Exercise goal. Every line of the material is to be repeated exactly as it stands.

Data in this exercise.
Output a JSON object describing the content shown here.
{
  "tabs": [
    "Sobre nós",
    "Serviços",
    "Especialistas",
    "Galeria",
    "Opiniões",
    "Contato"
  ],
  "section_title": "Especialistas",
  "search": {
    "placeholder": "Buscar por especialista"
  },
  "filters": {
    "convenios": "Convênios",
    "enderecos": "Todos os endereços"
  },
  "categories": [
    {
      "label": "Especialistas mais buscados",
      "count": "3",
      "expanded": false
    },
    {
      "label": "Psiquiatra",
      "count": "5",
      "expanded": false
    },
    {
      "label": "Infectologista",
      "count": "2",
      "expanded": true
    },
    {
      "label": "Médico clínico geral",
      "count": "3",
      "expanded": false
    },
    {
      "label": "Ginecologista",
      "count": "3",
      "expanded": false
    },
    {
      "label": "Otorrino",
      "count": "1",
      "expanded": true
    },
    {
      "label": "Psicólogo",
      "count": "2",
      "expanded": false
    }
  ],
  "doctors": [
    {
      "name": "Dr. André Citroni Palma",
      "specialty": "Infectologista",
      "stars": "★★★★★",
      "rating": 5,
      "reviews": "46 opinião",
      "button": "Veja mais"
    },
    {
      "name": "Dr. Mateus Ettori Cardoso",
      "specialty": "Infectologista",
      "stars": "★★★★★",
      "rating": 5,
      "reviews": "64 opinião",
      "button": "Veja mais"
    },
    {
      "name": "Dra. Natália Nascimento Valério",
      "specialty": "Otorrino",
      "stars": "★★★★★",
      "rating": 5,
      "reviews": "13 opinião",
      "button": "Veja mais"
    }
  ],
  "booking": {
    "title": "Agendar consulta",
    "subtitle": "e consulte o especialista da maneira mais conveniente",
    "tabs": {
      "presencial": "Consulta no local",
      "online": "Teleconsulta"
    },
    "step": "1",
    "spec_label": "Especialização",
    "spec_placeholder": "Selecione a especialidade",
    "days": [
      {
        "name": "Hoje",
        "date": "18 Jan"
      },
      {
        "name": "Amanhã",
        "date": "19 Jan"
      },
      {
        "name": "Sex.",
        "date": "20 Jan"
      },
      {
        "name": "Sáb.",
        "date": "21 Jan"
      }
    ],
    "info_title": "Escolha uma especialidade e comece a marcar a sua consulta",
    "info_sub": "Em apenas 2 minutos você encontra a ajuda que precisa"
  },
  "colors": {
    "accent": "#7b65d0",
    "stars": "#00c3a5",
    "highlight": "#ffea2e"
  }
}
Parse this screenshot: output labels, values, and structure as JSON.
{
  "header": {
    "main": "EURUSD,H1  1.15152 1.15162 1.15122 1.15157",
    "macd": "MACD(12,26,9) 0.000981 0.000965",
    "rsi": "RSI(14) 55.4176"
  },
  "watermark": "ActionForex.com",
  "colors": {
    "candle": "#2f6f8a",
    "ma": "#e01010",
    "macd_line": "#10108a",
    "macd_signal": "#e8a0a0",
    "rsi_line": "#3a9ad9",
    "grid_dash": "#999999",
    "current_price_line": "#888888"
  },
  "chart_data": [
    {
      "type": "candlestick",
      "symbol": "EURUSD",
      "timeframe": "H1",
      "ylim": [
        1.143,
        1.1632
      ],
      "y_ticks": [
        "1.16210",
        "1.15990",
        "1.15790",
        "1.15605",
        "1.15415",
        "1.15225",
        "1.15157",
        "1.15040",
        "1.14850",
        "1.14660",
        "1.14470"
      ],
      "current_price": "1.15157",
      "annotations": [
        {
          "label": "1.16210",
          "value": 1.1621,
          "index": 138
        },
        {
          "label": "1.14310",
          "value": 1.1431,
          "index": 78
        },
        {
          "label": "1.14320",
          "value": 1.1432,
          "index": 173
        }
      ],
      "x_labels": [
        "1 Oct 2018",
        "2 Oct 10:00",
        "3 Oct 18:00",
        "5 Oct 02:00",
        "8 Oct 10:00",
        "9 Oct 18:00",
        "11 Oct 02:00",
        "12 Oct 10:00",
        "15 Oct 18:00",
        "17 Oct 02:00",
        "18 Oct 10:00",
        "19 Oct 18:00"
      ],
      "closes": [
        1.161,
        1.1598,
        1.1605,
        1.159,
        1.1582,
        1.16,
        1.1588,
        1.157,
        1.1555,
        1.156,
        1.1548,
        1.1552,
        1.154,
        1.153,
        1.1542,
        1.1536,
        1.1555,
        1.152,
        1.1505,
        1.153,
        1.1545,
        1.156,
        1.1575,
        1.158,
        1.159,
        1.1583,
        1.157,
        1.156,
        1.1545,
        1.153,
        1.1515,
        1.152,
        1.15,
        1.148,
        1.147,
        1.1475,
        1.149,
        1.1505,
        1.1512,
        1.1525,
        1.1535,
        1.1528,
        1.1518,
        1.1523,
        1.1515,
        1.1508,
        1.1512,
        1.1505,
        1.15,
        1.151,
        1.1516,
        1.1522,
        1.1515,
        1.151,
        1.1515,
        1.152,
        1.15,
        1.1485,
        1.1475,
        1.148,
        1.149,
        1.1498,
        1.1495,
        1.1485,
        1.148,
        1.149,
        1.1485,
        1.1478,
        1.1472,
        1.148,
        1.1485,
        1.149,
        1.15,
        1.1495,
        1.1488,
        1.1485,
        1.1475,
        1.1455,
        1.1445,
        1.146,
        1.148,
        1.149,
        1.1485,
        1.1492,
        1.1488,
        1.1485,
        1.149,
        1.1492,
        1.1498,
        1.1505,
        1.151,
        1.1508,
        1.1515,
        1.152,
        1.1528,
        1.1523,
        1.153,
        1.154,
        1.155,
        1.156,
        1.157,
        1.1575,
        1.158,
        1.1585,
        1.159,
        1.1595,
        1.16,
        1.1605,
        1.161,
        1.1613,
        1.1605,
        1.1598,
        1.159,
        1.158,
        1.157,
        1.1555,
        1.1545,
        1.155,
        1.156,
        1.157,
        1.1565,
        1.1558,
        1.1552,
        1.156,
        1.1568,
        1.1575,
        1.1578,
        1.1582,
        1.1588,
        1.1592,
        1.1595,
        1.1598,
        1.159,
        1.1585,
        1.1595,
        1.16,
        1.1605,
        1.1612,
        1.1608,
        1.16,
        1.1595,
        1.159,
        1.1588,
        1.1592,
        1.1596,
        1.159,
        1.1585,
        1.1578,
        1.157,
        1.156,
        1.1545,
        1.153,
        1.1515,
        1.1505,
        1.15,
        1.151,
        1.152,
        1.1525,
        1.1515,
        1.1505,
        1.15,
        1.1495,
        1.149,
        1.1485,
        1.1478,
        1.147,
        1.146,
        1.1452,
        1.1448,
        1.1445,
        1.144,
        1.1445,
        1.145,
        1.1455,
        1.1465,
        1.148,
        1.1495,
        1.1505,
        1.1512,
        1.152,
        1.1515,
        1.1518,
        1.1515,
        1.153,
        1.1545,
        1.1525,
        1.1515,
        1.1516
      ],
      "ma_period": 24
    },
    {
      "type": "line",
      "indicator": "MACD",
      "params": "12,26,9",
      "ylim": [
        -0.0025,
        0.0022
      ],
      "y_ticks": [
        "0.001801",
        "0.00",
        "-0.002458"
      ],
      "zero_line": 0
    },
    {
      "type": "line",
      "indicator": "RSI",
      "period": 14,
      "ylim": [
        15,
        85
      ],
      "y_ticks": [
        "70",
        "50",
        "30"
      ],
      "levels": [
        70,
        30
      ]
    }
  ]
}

Result of this exercise.
Output a JSON object describing the content shown here.
{
  "tabs": [
    "Sobre nós",
    "Serviços",
    "Especialistas",
    "Galeria",
    "Opiniões",
    "Contato"
  ],
  "section_title": "Especialistas",
  "search": {
    "placeholder": "Buscar por especialista"
  },
  "filters": {
    "convenios": "Convênios",
    "enderecos": "Todos os endereços"
  },
  "categories": [
    {
      "label": "Especialistas mais buscados",
      "count": "3",
      "expanded": false
    },
    {
      "label": "Psiquiatra",
      "count": "5",
      "expanded": false
    },
    {
      "label": "Infectologista",
      "count": "2",
      "expanded": true
    },
    {
      "label": "Médico clínico geral",
      "count": "3",
      "expanded": false
    },
    {
      "label": "Ginecologista",
      "count": "3",
      "expanded": false
    },
    {
      "label": "Otorrino",
      "count": "1",
      "expanded": true
    },
    {
      "label": "Psicólogo",
      "count": "2",
      "expanded": false
    }
  ],
  "doctors": [
    {
      "name": "Dr. André Citroni Palma",
      "specialty": "Infectologista",
      "stars": "★★★★★",
      "rating": 5,
      "reviews": "46 opinião",
      "button": "Veja mais"
    },
    {
      "name": "Dr. Mateus Ettori Cardoso",
      "specialty": "Infectologista",
      "stars": "★★★★★",
      "rating": 5,
      "reviews": "64 opinião",
      "button": "Veja mais"
    },
    {
      "name": "Dra. Natália Nascimento Valério",
      "specialty": "Otorrino",
      "stars": "★★★★★",
      "rating": 5,
      "reviews": "13 opinião",
      "button": "Veja mais"
    }
  ],
  "booking": {
    "title": "Agendar consulta",
    "subtitle": "e consulte o especialista da maneira mais conveniente",
    "tabs": {
      "presencial": "Consulta no local",
      "online": "Teleconsulta"
    },
    "step": "1",
    "spec_label": "Especialização",
    "spec_placeholder": "Selecione a especialidade",
    "days": [
      {
        "name": "Hoje",
        "date": "18 Jan"
      },
      {
        "name": "Amanhã",
        "date": "19 Jan"
      },
      {
        "name": "Sex.",
        "date": "20 Jan"
      },
      {
        "name": "Sáb.",
        "date": "21 Jan"
      }
    ],
    "info_title": "Escolha uma especialidade e comece a marcar a sua consulta",
    "info_sub": "Em apenas 2 minutos você encontra a ajuda que precisa"
  },
  "colors": {
    "accent": "#7b65d0",
    "stars": "#00c3a5",
    "highlight": "#ffea2e"
  }
}
Parse this screenshot: output labels, values, and structure as JSON.
{
  "header": {
    "main": "EURUSD,H1  1.15152 1.15162 1.15122 1.15157",
    "macd": "MACD(12,26,9) 0.000981 0.000965",
    "rsi": "RSI(14) 55.4176"
  },
  "watermark": "ActionForex.com",
  "colors": {
    "candle": "#2f6f8a",
    "ma": "#e01010",
    "macd_line": "#10108a",
    "macd_signal": "#e8a0a0",
    "rsi_line": "#3a9ad9",
    "grid_dash": "#999999",
    "current_price_line": "#888888"
  },
  "chart_data": [
    {
      "type": "candlestick",
      "symbol": "EURUSD",
      "timeframe": "H1",
      "ylim": [
        1.143,
        1.1632
      ],
      "y_ticks": [
        "1.16210",
        "1.15990",
        "1.15790",
        "1.15605",
        "1.15415",
        "1.15225",
        "1.15157",
        "1.15040",
        "1.14850",
        "1.14660",
        "1.14470"
      ],
      "current_price": "1.15157",
      "annotations": [
        {
          "label": "1.16210",
          "value": 1.1621,
          "index": 138
        },
        {
          "label": "1.14310",
          "value": 1.1431,
          "index": 78
        },
        {
          "label": "1.14320",
          "value": 1.1432,
          "index": 173
        }
      ],
      "x_labels": [
        "1 Oct 2018",
        "2 Oct 10:00",
        "3 Oct 18:00",
        "5 Oct 02:00",
        "8 Oct 10:00",
        "9 Oct 18:00",
        "11 Oct 02:00",
        "12 Oct 10:00",
        "15 Oct 18:00",
        "17 Oct 02:00",
        "18 Oct 10:00",
        "19 Oct 18:00"
      ],
      "closes": [
        1.161,
        1.1598,
        1.1605,
        1.159,
        1.1582,
        1.16,
        1.1588,
        1.157,
        1.1555,
        1.156,
        1.1548,
        1.1552,
        1.154,
        1.153,
        1.1542,
        1.1536,
        1.1555,
        1.152,
        1.1505,
        1.153,
        1.1545,
        1.156,
        1.1575,
        1.158,
        1.159,
        1.1583,
        1.157,
        1.156,
        1.1545,
        1.153,
        1.1515,
        1.152,
        1.15,
        1.148,
        1.147,
        1.1475,
        1.149,
        1.1505,
        1.1512,
        1.1525,
        1.1535,
        1.1528,
        1.1518,
        1.1523,
        1.1515,
        1.1508,
        1.1512,
        1.1505,
        1.15,
        1.151,
        1.1516,
        1.1522,
        1.1515,
        1.151,
        1.1515,
        1.152,
        1.15,
        1.1485,
        1.1475,
        1.148,
        1.149,
        1.1498,
        1.1495,
        1.1485,
        1.148,
        1.149,
        1.1485,
        1.1478,
        1.1472,
        1.148,
        1.1485,
        1.149,
        1.15,
        1.1495,
        1.1488,
        1.1485,
        1.1475,
        1.1455,
        1.1445,
        1.146,
        1.148,
        1.149,
        1.1485,
        1.1492,
        1.1488,
        1.1485,
        1.149,
        1.1492,
        1.1498,
        1.1505,
        1.151,
        1.1508,
        1.1515,
        1.152,
        1.1528,
        1.1523,
        1.153,
        1.154,
        1.155,
        1.156,
        1.157,
        1.1575,
        1.158,
        1.1585,
        1.159,
        1.1595,
        1.16,
        1.1605,
        1.161,
        1.1613,
        1.1605,
        1.1598,
        1.159,
        1.158,
        1.157,
        1.1555,
        1.1545,
        1.155,
        1.156,
        1.157,
        1.1565,
        1.1558,
        1.1552,
        1.156,
        1.1568,
        1.1575,
        1.1578,
        1.1582,
        1.1588,
        1.1592,
        1.1595,
        1.1598,
        1.159,
        1.1585,
        1.1595,
        1.16,
        1.1605,
        1.1612,
        1.1608,
        1.16,
        1.1595,
        1.159,
        1.1588,
        1.1592,
        1.1596,
        1.159,
        1.1585,
        1.1578,
        1.157,
        1.156,
        1.1545,
        1.153,
        1.1515,
        1.1505,
        1.15,
        1.151,
        1.152,
        1.1525,
        1.1515,
        1.1505,
        1.15,
        1.1495,
        1.149,
        1.1485,
        1.1478,
        1.147,
        1.146,
        1.1452,
        1.1448,
        1.1445,
        1.144,
        1.1445,
        1.145,
        1.1455,
        1.1465,
        1.148,
        1.1495,
        1.1505,
        1.1512,
        1.152,
        1.1515,
        1.1518,
        1.1515,
        1.153,
        1.1545,
        1.1525,
        1.1515,
        1.1516
      ],
      "ma_period": 24
    },
    {
      "type": "line",
      "indicator": "MACD",
      "params": "12,26,9",
      "ylim": [
        -0.0025,
        0.0022
      ],
      "y_ticks": [
        "0.001801",
        "0.00",
        "-0.002458"
      ],
      "zero_line": 0
    },
    {
      "type": "line",
      "indicator": "RSI",
      "period": 14,
      "ylim": [
        15,
        85
      ],
      "y_ticks": [
        "70",
        "50",
        "30"
      ],
      "levels": [
        70,
        30
      ]
    }
  ]
}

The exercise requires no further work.